Data for this task:
□ □ □ □ □ □ □

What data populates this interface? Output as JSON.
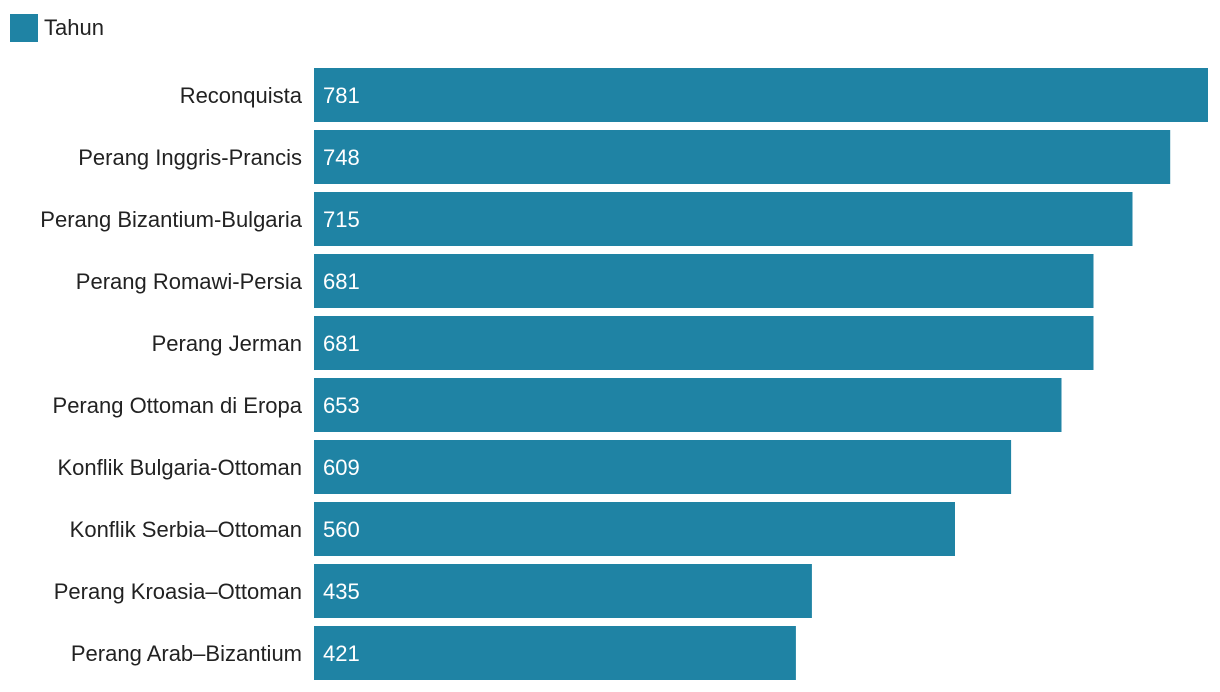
{
  "chart_data": {
    "type": "bar",
    "orientation": "horizontal",
    "categories": [
      "Reconquista",
      "Perang Inggris-Prancis",
      "Perang Bizantium-Bulgaria",
      "Perang Romawi-Persia",
      "Perang Jerman",
      "Perang Ottoman di Eropa",
      "Konflik Bulgaria-Ottoman",
      "Konflik Serbia–Ottoman",
      "Perang Kroasia–Ottoman",
      "Perang Arab–Bizantium"
    ],
    "series": [
      {
        "name": "Tahun",
        "color": "#1f83a4",
        "values": [
          781,
          748,
          715,
          681,
          681,
          653,
          609,
          560,
          435,
          421
        ]
      }
    ],
    "value_labels": [
      "781",
      "748",
      "715",
      "681",
      "681",
      "653",
      "609",
      "560",
      "435",
      "421"
    ],
    "title": "",
    "xlabel": "",
    "ylabel": "",
    "xlim": [
      0,
      781
    ],
    "grid": false,
    "legend_position": "top-left",
    "legend": {
      "label": "Tahun"
    }
  }
}
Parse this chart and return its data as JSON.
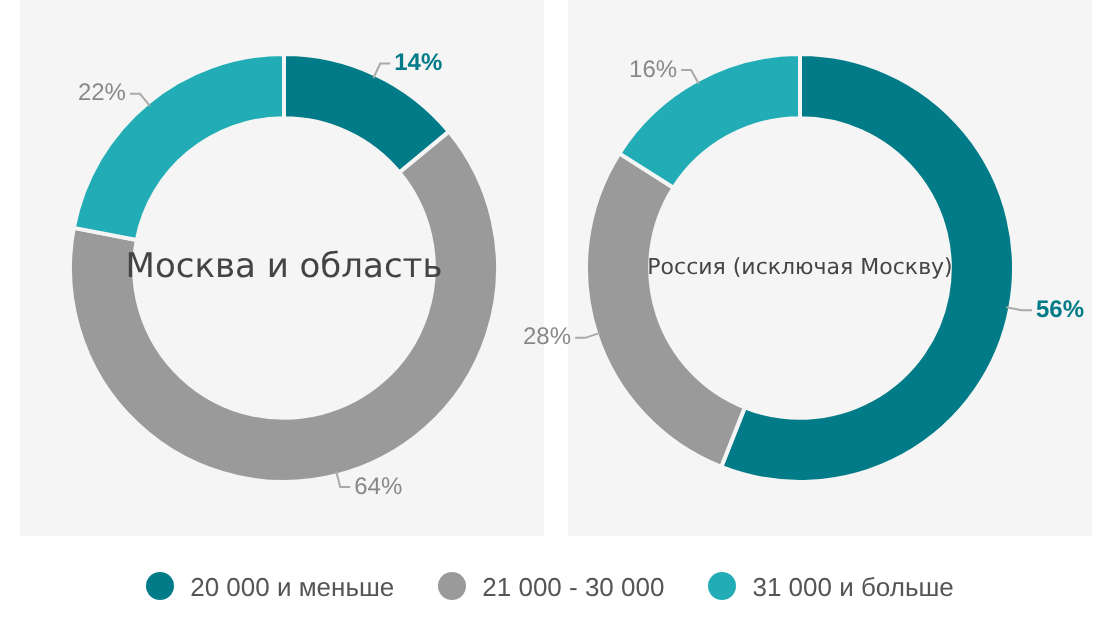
{
  "chart_data": [
    {
      "type": "donut",
      "title": "Москва и область",
      "categories": [
        "20 000 и меньше",
        "21 000 - 30 000",
        "31 000 и больше"
      ],
      "values": [
        14,
        64,
        22
      ],
      "colors": [
        "#007b87",
        "#9a9a9a",
        "#22adb6"
      ],
      "value_labels": [
        "14%",
        "64%",
        "22%"
      ],
      "legend": "bottom"
    },
    {
      "type": "donut",
      "title": "Россия (исключая Москву)",
      "categories": [
        null,
        null,
        null
      ],
      "values": [
        56,
        28,
        16
      ],
      "colors": [
        "#007b87",
        "#9a9a9a",
        "#22adb6"
      ],
      "value_labels": [
        "56%",
        "28%",
        "16%"
      ]
    }
  ]
}
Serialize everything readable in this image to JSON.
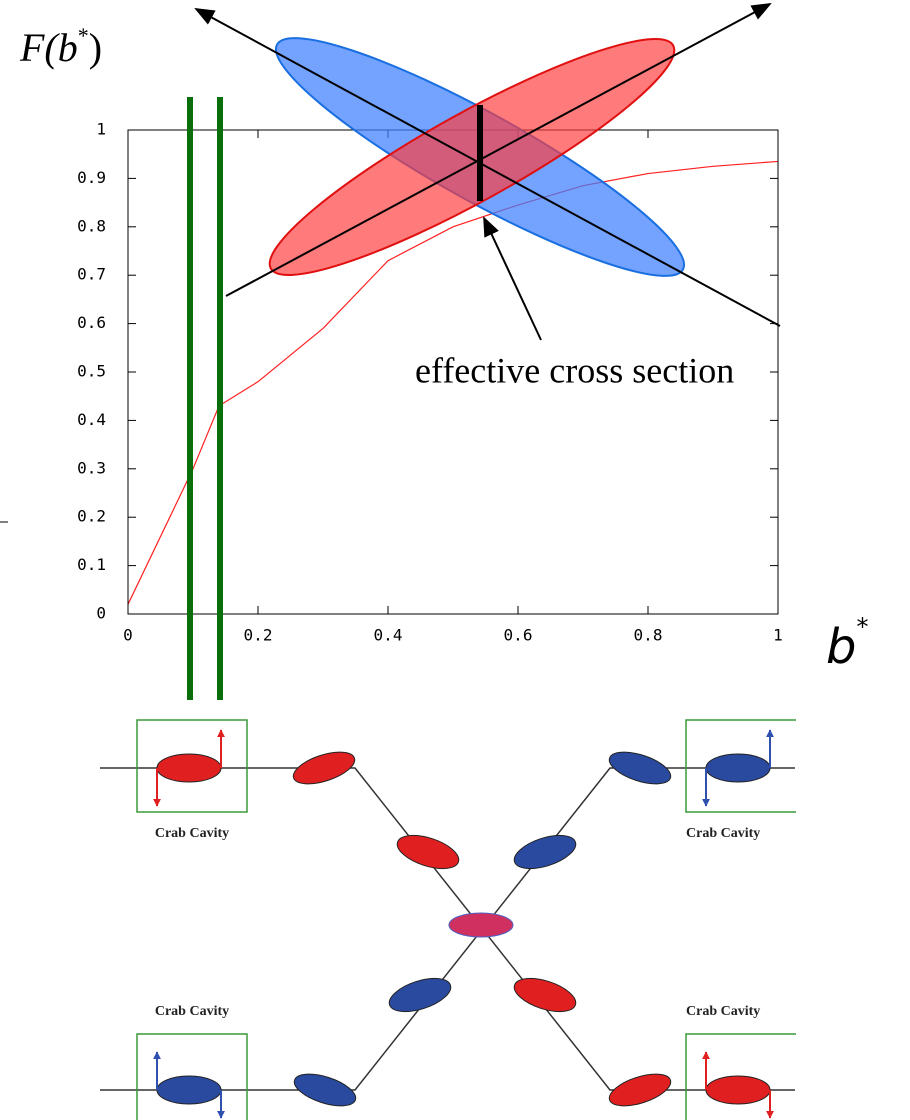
{
  "chart_data": {
    "type": "line",
    "ylabel": [
      "F(",
      "b",
      "*",
      ")"
    ],
    "xlabel": [
      "b",
      "*"
    ],
    "annotation": "effective cross section",
    "x": [
      0,
      0.1,
      0.14,
      0.2,
      0.3,
      0.4,
      0.5,
      0.6,
      0.7,
      0.8,
      0.9,
      1.0
    ],
    "series": [
      {
        "color": "#ff2020",
        "values": [
          0.02,
          0.3,
          0.43,
          0.48,
          0.59,
          0.73,
          0.8,
          0.845,
          0.885,
          0.91,
          0.925,
          0.935
        ]
      }
    ],
    "xlim": [
      0,
      1
    ],
    "ylim": [
      0,
      1
    ],
    "xticks": [
      0,
      0.2,
      0.4,
      0.6,
      0.8,
      1
    ],
    "yticks": [
      0,
      0.1,
      0.2,
      0.3,
      0.4,
      0.5,
      0.6,
      0.7,
      0.8,
      0.9,
      1
    ]
  },
  "diagram": {
    "labels": [
      "Crab Cavity",
      "Crab Cavity",
      "Crab Cavity",
      "Crab Cavity"
    ]
  }
}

□ □ □ □ □ □ □

The task:
Print exactly the lines from the line with "Parse this chart and return its data as JSON." through the end of the data, both ends included, and print no pictures.

Finished answer:
Parse this chart and return its data as JSON.
{
  "chart_data": [
    {
      "type": "donut",
      "title": "Москва и область",
      "categories": [
        "20 000 и меньше",
        "21 000 - 30 000",
        "31 000 и больше"
      ],
      "values": [
        14,
        64,
        22
      ],
      "colors": [
        "#007b87",
        "#9a9a9a",
        "#22adb6"
      ],
      "value_labels": [
        "14%",
        "64%",
        "22%"
      ],
      "legend": "bottom"
    },
    {
      "type": "donut",
      "title": "Россия (исключая Москву)",
      "categories": [
        null,
        null,
        null
      ],
      "values": [
        56,
        28,
        16
      ],
      "colors": [
        "#007b87",
        "#9a9a9a",
        "#22adb6"
      ],
      "value_labels": [
        "56%",
        "28%",
        "16%"
      ]
    }
  ]
}
Serialize everything readable in this image to JSON.
{
  "chart_data": {
    "type": "line",
    "ylabel": [
      "F(",
      "b",
      "*",
      ")"
    ],
    "xlabel": [
      "b",
      "*"
    ],
    "annotation": "effective cross section",
    "x": [
      0,
      0.1,
      0.14,
      0.2,
      0.3,
      0.4,
      0.5,
      0.6,
      0.7,
      0.8,
      0.9,
      1.0
    ],
    "series": [
      {
        "color": "#ff2020",
        "values": [
          0.02,
          0.3,
          0.43,
          0.48,
          0.59,
          0.73,
          0.8,
          0.845,
          0.885,
          0.91,
          0.925,
          0.935
        ]
      }
    ],
    "xlim": [
      0,
      1
    ],
    "ylim": [
      0,
      1
    ],
    "xticks": [
      0,
      0.2,
      0.4,
      0.6,
      0.8,
      1
    ],
    "yticks": [
      0,
      0.1,
      0.2,
      0.3,
      0.4,
      0.5,
      0.6,
      0.7,
      0.8,
      0.9,
      1
    ]
  },
  "diagram": {
    "labels": [
      "Crab Cavity",
      "Crab Cavity",
      "Crab Cavity",
      "Crab Cavity"
    ]
  }
}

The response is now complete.